PROBLEM STATEMENT: Copy, from the entries below, each line where the word "cosmosdb" can be found.

########

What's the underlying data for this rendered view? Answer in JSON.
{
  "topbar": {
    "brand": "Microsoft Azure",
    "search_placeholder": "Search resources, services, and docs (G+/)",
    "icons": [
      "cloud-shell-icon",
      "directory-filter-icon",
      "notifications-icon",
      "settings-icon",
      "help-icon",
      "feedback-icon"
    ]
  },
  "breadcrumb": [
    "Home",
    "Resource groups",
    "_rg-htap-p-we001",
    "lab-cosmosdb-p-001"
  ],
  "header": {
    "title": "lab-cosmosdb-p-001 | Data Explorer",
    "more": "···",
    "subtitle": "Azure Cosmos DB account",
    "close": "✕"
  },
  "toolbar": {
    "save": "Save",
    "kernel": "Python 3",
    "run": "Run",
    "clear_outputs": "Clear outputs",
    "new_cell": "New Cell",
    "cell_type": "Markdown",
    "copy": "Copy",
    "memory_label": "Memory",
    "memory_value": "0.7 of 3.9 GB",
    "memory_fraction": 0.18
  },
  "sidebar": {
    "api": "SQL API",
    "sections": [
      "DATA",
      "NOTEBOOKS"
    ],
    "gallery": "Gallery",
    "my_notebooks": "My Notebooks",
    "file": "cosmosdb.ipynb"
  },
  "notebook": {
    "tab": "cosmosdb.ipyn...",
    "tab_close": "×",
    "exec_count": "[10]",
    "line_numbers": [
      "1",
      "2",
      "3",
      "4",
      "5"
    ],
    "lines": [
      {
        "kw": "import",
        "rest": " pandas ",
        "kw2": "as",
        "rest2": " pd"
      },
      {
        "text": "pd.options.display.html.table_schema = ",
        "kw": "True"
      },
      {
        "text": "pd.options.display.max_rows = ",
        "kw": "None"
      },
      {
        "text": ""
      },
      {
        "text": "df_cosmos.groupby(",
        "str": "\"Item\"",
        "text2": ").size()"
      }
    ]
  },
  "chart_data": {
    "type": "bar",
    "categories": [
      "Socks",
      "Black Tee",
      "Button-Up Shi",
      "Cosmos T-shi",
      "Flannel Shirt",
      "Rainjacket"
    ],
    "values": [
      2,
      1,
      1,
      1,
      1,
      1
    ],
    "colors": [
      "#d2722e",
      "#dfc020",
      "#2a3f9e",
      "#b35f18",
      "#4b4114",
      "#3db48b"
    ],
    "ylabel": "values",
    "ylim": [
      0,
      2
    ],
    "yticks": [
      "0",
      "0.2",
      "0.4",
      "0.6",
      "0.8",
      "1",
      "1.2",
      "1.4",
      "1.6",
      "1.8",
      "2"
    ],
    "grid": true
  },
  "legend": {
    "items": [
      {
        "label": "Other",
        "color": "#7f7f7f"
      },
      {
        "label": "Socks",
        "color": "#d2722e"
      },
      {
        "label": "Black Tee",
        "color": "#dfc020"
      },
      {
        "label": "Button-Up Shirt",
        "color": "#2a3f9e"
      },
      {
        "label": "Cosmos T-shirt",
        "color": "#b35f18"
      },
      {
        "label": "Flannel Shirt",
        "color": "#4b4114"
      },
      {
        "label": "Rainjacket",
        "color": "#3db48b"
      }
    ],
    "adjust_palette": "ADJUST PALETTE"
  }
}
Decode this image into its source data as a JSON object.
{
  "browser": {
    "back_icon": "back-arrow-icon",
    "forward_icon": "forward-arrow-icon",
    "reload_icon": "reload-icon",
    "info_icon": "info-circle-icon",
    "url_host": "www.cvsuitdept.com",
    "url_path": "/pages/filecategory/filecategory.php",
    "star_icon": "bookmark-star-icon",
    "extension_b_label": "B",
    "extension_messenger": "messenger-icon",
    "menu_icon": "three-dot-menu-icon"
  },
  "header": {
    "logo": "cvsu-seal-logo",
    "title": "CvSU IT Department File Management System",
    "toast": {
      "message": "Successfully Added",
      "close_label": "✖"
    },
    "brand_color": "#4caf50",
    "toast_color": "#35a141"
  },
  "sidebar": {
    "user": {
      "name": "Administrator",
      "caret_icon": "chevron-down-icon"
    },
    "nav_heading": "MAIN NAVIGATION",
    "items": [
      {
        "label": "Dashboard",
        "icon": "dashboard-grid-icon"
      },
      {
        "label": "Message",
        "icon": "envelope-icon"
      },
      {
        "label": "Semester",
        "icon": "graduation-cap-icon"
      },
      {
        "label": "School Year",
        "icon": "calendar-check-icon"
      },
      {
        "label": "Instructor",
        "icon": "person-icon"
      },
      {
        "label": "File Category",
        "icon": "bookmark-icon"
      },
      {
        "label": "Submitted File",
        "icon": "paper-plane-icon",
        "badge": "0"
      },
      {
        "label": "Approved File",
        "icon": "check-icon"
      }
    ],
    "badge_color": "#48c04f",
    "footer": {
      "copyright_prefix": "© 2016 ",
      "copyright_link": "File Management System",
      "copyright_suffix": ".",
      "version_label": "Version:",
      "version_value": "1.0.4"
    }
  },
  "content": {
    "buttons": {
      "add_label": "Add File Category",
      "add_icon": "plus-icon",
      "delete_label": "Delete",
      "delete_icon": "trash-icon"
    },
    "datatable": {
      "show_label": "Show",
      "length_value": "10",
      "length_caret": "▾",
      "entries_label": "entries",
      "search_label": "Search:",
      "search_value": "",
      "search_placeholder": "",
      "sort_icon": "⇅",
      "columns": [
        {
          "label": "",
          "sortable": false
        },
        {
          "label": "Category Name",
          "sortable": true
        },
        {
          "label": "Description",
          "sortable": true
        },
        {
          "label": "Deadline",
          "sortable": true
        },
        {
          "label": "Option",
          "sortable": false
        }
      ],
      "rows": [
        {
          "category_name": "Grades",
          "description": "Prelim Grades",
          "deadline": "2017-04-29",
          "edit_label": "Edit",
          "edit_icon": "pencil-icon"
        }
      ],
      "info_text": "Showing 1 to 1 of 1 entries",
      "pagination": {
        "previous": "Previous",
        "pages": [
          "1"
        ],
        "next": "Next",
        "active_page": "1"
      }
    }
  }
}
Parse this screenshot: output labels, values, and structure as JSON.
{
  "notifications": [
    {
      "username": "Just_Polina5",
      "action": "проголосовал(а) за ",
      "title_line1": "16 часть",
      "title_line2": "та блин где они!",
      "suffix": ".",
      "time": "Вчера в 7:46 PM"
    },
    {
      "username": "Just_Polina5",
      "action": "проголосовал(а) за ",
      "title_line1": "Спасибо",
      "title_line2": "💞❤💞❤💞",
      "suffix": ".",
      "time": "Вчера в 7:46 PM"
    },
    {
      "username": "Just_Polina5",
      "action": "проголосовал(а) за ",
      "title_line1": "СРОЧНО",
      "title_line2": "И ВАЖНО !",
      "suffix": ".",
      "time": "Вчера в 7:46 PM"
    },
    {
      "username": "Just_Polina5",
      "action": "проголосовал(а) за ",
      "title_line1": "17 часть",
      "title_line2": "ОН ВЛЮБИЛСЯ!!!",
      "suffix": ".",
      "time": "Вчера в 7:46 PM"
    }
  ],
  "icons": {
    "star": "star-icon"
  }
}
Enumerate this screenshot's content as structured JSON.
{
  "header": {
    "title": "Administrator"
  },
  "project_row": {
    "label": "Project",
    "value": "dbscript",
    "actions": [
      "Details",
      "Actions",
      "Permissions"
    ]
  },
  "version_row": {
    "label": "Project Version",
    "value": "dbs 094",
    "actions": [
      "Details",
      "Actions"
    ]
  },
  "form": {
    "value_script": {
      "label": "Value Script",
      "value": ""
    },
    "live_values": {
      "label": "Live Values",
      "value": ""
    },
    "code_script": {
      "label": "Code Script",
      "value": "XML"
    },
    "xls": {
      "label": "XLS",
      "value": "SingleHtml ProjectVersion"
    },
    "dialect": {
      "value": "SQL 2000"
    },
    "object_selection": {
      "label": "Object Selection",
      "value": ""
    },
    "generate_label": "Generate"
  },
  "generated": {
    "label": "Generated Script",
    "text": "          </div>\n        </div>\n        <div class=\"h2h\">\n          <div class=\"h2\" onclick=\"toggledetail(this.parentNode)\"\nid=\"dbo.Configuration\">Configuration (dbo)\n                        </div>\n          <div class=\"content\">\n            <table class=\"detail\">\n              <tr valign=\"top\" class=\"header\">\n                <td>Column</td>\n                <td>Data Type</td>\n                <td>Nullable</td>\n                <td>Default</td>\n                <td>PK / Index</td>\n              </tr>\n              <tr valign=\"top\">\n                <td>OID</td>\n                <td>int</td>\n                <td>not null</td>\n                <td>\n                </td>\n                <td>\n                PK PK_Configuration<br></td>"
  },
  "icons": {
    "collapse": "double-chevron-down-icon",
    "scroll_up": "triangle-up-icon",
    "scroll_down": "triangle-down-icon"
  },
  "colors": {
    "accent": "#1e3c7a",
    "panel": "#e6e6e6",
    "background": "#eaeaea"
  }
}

########

ANSWER:
    "lab-cosmosdb-p-001"
    "title": "lab-cosmosdb-p-001 | Data Explorer",
    "file": "cosmosdb.ipynb"
    "tab": "cosmosdb.ipyn...",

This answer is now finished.